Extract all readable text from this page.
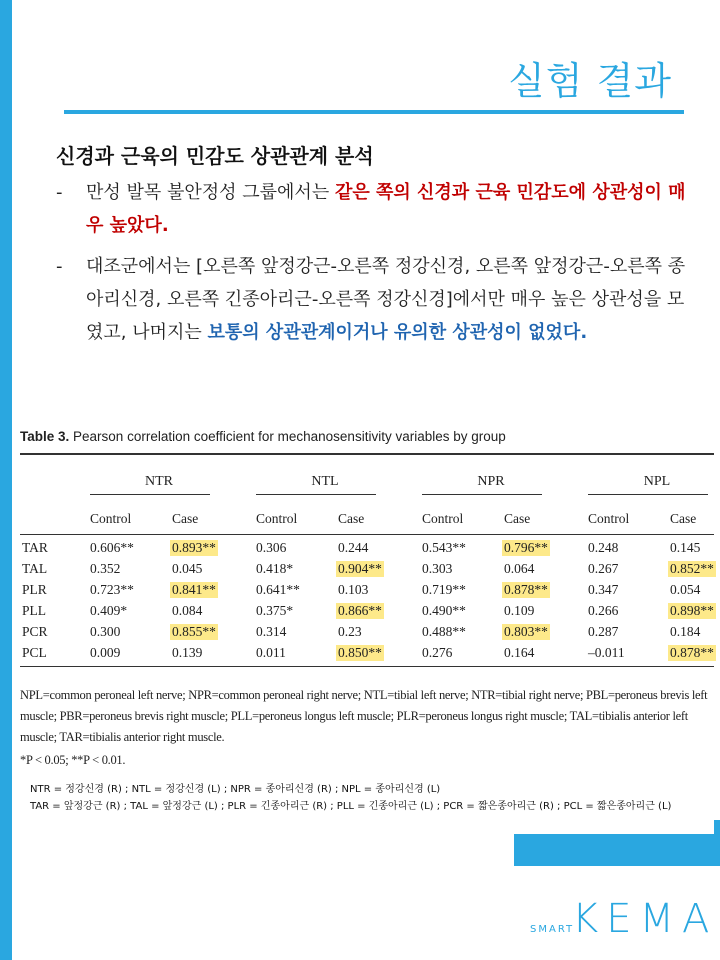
실험 결과
신경과 근육의 민감도 상관관계 분석
- 만성 발목 불안정성 그룹에서는 같은 쪽의 신경과 근육 민감도에 상관성이 매우 높았다.
- 대조군에서는 [오른쪽 앞정강근-오른쪽 정강신경, 오른쪽 앞정강근-오른쪽 종아리신경, 오른쪽 긴종아리근-오른쪽 정강신경]에서만 매우 높은 상관성을 모였고, 나머지는 보통의 상관관계이거나 유의한 상관성이 없었다.
Table 3. Pearson correlation coefficient for mechanosensitivity variables by group
NTR	NTL	NPR	NPL
Control	Case	Control	Case	Control	Case	Control	Case
TAR	0.606**	0.893**	0.306	0.244	0.543**	0.796**	0.248	0.145
TAL	0.352	0.045	0.418*	0.904**	0.303	0.064	0.267	0.852**
PLR	0.723**	0.841**	0.641**	0.103	0.719**	0.878**	0.347	0.054
PLL	0.409*	0.084	0.375*	0.866**	0.490**	0.109	0.266	0.898**
PCR	0.300	0.855**	0.314	0.23	0.488**	0.803**	0.287	0.184
PCL	0.009	0.139	0.011	0.850**	0.276	0.164	–0.011	0.878**
NPL=common peroneal left nerve; NPR=common peroneal right nerve; NTL=tibial left nerve; NTR=tibial right nerve; PBL=peroneus brevis left muscle; PBR=peroneus brevis right muscle; PLL=peroneus longus left muscle; PLR=peroneus longus right muscle; TAL=tibialis anterior left muscle; TAR=tibialis anterior right muscle.
*P < 0.05; **P < 0.01.
NTR = 정강신경 (R) ; NTL = 정강신경 (L) ; NPR = 종아리신경 (R) ; NPL = 종아리신경 (L)
TAR = 앞정강근 (R) ; TAL = 앞정강근 (L) ; PLR = 긴종아리근 (R) ; PLL = 긴종아리근 (L) ; PCR = 짧은종아리근 (R) ; PCL = 짧은종아리근 (L)
SMART
KEMA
--------------------------------
Request —
Search the material above for "상관성이". Pull out each line where it shows up.

Finished exercise —
- 만성 발목 불안정성 그룹에서는 같은 쪽의 신경과 근육 민감도에 상관성이 매우 높았다.
- 대조군에서는 [오른쪽 앞정강근-오른쪽 정강신경, 오른쪽 앞정강근-오른쪽 종아리신경, 오른쪽 긴종아리근-오른쪽 정강신경]에서만 매우 높은 상관성을 모였고, 나머지는 보통의 상관관계이거나 유의한 상관성이 없었다.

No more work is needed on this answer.